[Start DATA FOR THE TASK]

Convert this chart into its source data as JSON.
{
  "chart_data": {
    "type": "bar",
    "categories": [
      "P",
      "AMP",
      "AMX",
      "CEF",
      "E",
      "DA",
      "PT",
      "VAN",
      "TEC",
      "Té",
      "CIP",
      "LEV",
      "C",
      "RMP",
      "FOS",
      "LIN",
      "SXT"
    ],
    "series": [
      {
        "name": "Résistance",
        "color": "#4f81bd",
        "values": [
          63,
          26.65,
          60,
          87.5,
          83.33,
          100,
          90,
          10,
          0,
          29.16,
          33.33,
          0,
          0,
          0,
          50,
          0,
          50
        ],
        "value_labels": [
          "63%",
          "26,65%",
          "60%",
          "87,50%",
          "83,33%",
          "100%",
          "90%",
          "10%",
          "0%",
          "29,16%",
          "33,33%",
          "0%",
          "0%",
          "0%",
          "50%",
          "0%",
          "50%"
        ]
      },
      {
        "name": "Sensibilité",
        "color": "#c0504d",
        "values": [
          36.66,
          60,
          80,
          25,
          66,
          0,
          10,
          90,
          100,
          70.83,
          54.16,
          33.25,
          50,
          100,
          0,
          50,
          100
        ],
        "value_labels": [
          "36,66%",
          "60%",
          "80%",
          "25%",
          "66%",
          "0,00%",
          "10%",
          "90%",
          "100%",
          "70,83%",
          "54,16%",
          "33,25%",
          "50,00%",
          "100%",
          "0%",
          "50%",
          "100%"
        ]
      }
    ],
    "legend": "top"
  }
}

[End DATA FOR THE TASK]
[Start DATA FOR THE TASK]

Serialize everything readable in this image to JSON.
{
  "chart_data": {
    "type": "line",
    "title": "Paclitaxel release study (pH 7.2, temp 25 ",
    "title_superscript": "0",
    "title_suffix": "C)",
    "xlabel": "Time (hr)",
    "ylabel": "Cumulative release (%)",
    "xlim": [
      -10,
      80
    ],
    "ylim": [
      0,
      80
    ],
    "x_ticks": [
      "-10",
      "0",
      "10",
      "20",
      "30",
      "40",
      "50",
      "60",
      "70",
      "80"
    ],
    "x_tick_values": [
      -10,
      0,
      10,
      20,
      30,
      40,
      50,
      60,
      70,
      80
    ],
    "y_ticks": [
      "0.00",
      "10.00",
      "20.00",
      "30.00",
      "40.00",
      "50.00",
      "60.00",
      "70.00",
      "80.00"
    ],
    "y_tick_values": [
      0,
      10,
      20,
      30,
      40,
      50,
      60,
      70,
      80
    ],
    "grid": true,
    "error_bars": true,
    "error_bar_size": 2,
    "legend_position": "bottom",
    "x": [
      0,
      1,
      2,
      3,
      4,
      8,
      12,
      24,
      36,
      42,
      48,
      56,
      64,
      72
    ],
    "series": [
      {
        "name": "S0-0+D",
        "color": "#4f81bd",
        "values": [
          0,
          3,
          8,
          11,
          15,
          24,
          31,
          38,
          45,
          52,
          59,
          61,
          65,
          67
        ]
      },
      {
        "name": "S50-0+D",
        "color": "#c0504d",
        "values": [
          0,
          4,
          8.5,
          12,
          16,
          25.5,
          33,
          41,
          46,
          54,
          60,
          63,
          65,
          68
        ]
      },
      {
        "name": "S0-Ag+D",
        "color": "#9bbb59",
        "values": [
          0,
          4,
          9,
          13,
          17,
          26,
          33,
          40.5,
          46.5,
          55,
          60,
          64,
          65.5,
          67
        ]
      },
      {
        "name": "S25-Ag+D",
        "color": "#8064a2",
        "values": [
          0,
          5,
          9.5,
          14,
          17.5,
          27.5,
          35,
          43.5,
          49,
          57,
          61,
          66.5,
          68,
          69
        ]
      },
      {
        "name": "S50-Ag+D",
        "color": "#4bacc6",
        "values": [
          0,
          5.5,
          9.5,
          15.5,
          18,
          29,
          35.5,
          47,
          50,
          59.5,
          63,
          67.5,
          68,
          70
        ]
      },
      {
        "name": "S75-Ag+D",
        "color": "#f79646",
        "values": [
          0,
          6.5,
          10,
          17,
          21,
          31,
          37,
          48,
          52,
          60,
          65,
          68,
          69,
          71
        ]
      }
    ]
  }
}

[End DATA FOR THE TASK]

__REQUIRED TASK__. Copy every line of the listing that includes the string "release".

__FULL SOLUTION__.
    "title": "Paclitaxel release study (pH 7.2, temp 25 ",
    "ylabel": "Cumulative release (%)",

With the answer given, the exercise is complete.